_Entries supplied_:
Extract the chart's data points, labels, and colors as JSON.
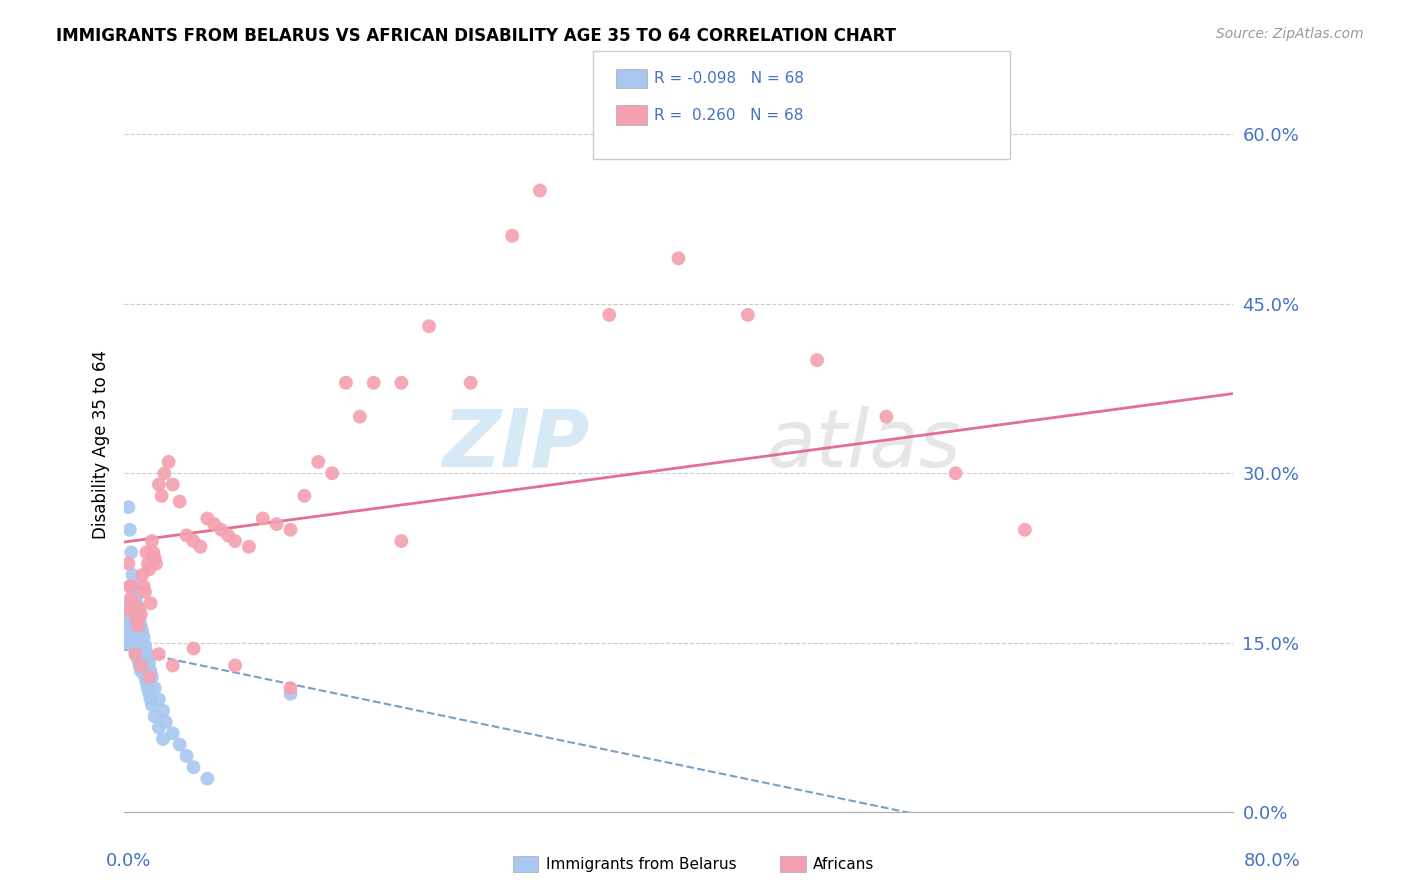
{
  "title": "IMMIGRANTS FROM BELARUS VS AFRICAN DISABILITY AGE 35 TO 64 CORRELATION CHART",
  "source": "Source: ZipAtlas.com",
  "ylabel": "Disability Age 35 to 64",
  "ytick_labels": [
    "0.0%",
    "15.0%",
    "30.0%",
    "45.0%",
    "60.0%"
  ],
  "ytick_values": [
    0.0,
    0.15,
    0.3,
    0.45,
    0.6
  ],
  "xlim": [
    0.0,
    0.8
  ],
  "ylim": [
    0.0,
    0.65
  ],
  "color_belarus": "#a8c8f0",
  "color_africans": "#f4a0b0",
  "trendline_belarus_color": "#5588bb",
  "trendline_africans_color": "#e06080",
  "watermark_zip": "ZIP",
  "watermark_atlas": "atlas",
  "belarus_x": [
    0.001,
    0.001,
    0.001,
    0.002,
    0.002,
    0.002,
    0.003,
    0.003,
    0.003,
    0.004,
    0.004,
    0.004,
    0.005,
    0.005,
    0.005,
    0.006,
    0.006,
    0.007,
    0.007,
    0.008,
    0.008,
    0.009,
    0.009,
    0.01,
    0.01,
    0.011,
    0.011,
    0.012,
    0.012,
    0.013,
    0.014,
    0.015,
    0.016,
    0.017,
    0.018,
    0.019,
    0.02,
    0.022,
    0.025,
    0.028,
    0.003,
    0.004,
    0.005,
    0.006,
    0.007,
    0.008,
    0.009,
    0.01,
    0.011,
    0.012,
    0.013,
    0.014,
    0.015,
    0.016,
    0.017,
    0.018,
    0.019,
    0.02,
    0.022,
    0.025,
    0.028,
    0.03,
    0.035,
    0.04,
    0.045,
    0.05,
    0.06,
    0.12
  ],
  "belarus_y": [
    0.175,
    0.165,
    0.155,
    0.185,
    0.17,
    0.16,
    0.18,
    0.17,
    0.155,
    0.175,
    0.165,
    0.15,
    0.17,
    0.16,
    0.148,
    0.165,
    0.155,
    0.16,
    0.15,
    0.155,
    0.145,
    0.15,
    0.14,
    0.145,
    0.135,
    0.14,
    0.13,
    0.135,
    0.125,
    0.13,
    0.125,
    0.12,
    0.115,
    0.11,
    0.105,
    0.1,
    0.095,
    0.085,
    0.075,
    0.065,
    0.27,
    0.25,
    0.23,
    0.21,
    0.2,
    0.19,
    0.185,
    0.175,
    0.17,
    0.165,
    0.16,
    0.155,
    0.148,
    0.142,
    0.137,
    0.132,
    0.125,
    0.12,
    0.11,
    0.1,
    0.09,
    0.08,
    0.07,
    0.06,
    0.05,
    0.04,
    0.03,
    0.105
  ],
  "africans_x": [
    0.002,
    0.003,
    0.004,
    0.005,
    0.006,
    0.007,
    0.008,
    0.009,
    0.01,
    0.011,
    0.012,
    0.013,
    0.014,
    0.015,
    0.016,
    0.017,
    0.018,
    0.019,
    0.02,
    0.021,
    0.022,
    0.023,
    0.025,
    0.027,
    0.029,
    0.032,
    0.035,
    0.04,
    0.045,
    0.05,
    0.055,
    0.06,
    0.065,
    0.07,
    0.075,
    0.08,
    0.09,
    0.1,
    0.11,
    0.12,
    0.13,
    0.14,
    0.15,
    0.16,
    0.17,
    0.18,
    0.2,
    0.22,
    0.25,
    0.28,
    0.3,
    0.35,
    0.4,
    0.45,
    0.5,
    0.55,
    0.6,
    0.65,
    0.005,
    0.008,
    0.012,
    0.018,
    0.025,
    0.035,
    0.05,
    0.08,
    0.12,
    0.2
  ],
  "africans_y": [
    0.18,
    0.22,
    0.2,
    0.19,
    0.185,
    0.18,
    0.175,
    0.17,
    0.165,
    0.18,
    0.175,
    0.21,
    0.2,
    0.195,
    0.23,
    0.22,
    0.215,
    0.185,
    0.24,
    0.23,
    0.225,
    0.22,
    0.29,
    0.28,
    0.3,
    0.31,
    0.29,
    0.275,
    0.245,
    0.24,
    0.235,
    0.26,
    0.255,
    0.25,
    0.245,
    0.24,
    0.235,
    0.26,
    0.255,
    0.25,
    0.28,
    0.31,
    0.3,
    0.38,
    0.35,
    0.38,
    0.38,
    0.43,
    0.38,
    0.51,
    0.55,
    0.44,
    0.49,
    0.44,
    0.4,
    0.35,
    0.3,
    0.25,
    0.2,
    0.14,
    0.13,
    0.12,
    0.14,
    0.13,
    0.145,
    0.13,
    0.11,
    0.24
  ]
}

_Aim of the task_: Generate a word-for-word copy of the preceding records, excluding all pictures.

_Complete response_:
Extract the chart's data points, labels, and colors as JSON.
{
  "title": "IMMIGRANTS FROM BELARUS VS AFRICAN DISABILITY AGE 35 TO 64 CORRELATION CHART",
  "source": "Source: ZipAtlas.com",
  "ylabel": "Disability Age 35 to 64",
  "ytick_labels": [
    "0.0%",
    "15.0%",
    "30.0%",
    "45.0%",
    "60.0%"
  ],
  "ytick_values": [
    0.0,
    0.15,
    0.3,
    0.45,
    0.6
  ],
  "xlim": [
    0.0,
    0.8
  ],
  "ylim": [
    0.0,
    0.65
  ],
  "color_belarus": "#a8c8f0",
  "color_africans": "#f4a0b0",
  "trendline_belarus_color": "#5588bb",
  "trendline_africans_color": "#e06080",
  "watermark_zip": "ZIP",
  "watermark_atlas": "atlas",
  "belarus_x": [
    0.001,
    0.001,
    0.001,
    0.002,
    0.002,
    0.002,
    0.003,
    0.003,
    0.003,
    0.004,
    0.004,
    0.004,
    0.005,
    0.005,
    0.005,
    0.006,
    0.006,
    0.007,
    0.007,
    0.008,
    0.008,
    0.009,
    0.009,
    0.01,
    0.01,
    0.011,
    0.011,
    0.012,
    0.012,
    0.013,
    0.014,
    0.015,
    0.016,
    0.017,
    0.018,
    0.019,
    0.02,
    0.022,
    0.025,
    0.028,
    0.003,
    0.004,
    0.005,
    0.006,
    0.007,
    0.008,
    0.009,
    0.01,
    0.011,
    0.012,
    0.013,
    0.014,
    0.015,
    0.016,
    0.017,
    0.018,
    0.019,
    0.02,
    0.022,
    0.025,
    0.028,
    0.03,
    0.035,
    0.04,
    0.045,
    0.05,
    0.06,
    0.12
  ],
  "belarus_y": [
    0.175,
    0.165,
    0.155,
    0.185,
    0.17,
    0.16,
    0.18,
    0.17,
    0.155,
    0.175,
    0.165,
    0.15,
    0.17,
    0.16,
    0.148,
    0.165,
    0.155,
    0.16,
    0.15,
    0.155,
    0.145,
    0.15,
    0.14,
    0.145,
    0.135,
    0.14,
    0.13,
    0.135,
    0.125,
    0.13,
    0.125,
    0.12,
    0.115,
    0.11,
    0.105,
    0.1,
    0.095,
    0.085,
    0.075,
    0.065,
    0.27,
    0.25,
    0.23,
    0.21,
    0.2,
    0.19,
    0.185,
    0.175,
    0.17,
    0.165,
    0.16,
    0.155,
    0.148,
    0.142,
    0.137,
    0.132,
    0.125,
    0.12,
    0.11,
    0.1,
    0.09,
    0.08,
    0.07,
    0.06,
    0.05,
    0.04,
    0.03,
    0.105
  ],
  "africans_x": [
    0.002,
    0.003,
    0.004,
    0.005,
    0.006,
    0.007,
    0.008,
    0.009,
    0.01,
    0.011,
    0.012,
    0.013,
    0.014,
    0.015,
    0.016,
    0.017,
    0.018,
    0.019,
    0.02,
    0.021,
    0.022,
    0.023,
    0.025,
    0.027,
    0.029,
    0.032,
    0.035,
    0.04,
    0.045,
    0.05,
    0.055,
    0.06,
    0.065,
    0.07,
    0.075,
    0.08,
    0.09,
    0.1,
    0.11,
    0.12,
    0.13,
    0.14,
    0.15,
    0.16,
    0.17,
    0.18,
    0.2,
    0.22,
    0.25,
    0.28,
    0.3,
    0.35,
    0.4,
    0.45,
    0.5,
    0.55,
    0.6,
    0.65,
    0.005,
    0.008,
    0.012,
    0.018,
    0.025,
    0.035,
    0.05,
    0.08,
    0.12,
    0.2
  ],
  "africans_y": [
    0.18,
    0.22,
    0.2,
    0.19,
    0.185,
    0.18,
    0.175,
    0.17,
    0.165,
    0.18,
    0.175,
    0.21,
    0.2,
    0.195,
    0.23,
    0.22,
    0.215,
    0.185,
    0.24,
    0.23,
    0.225,
    0.22,
    0.29,
    0.28,
    0.3,
    0.31,
    0.29,
    0.275,
    0.245,
    0.24,
    0.235,
    0.26,
    0.255,
    0.25,
    0.245,
    0.24,
    0.235,
    0.26,
    0.255,
    0.25,
    0.28,
    0.31,
    0.3,
    0.38,
    0.35,
    0.38,
    0.38,
    0.43,
    0.38,
    0.51,
    0.55,
    0.44,
    0.49,
    0.44,
    0.4,
    0.35,
    0.3,
    0.25,
    0.2,
    0.14,
    0.13,
    0.12,
    0.14,
    0.13,
    0.145,
    0.13,
    0.11,
    0.24
  ]
}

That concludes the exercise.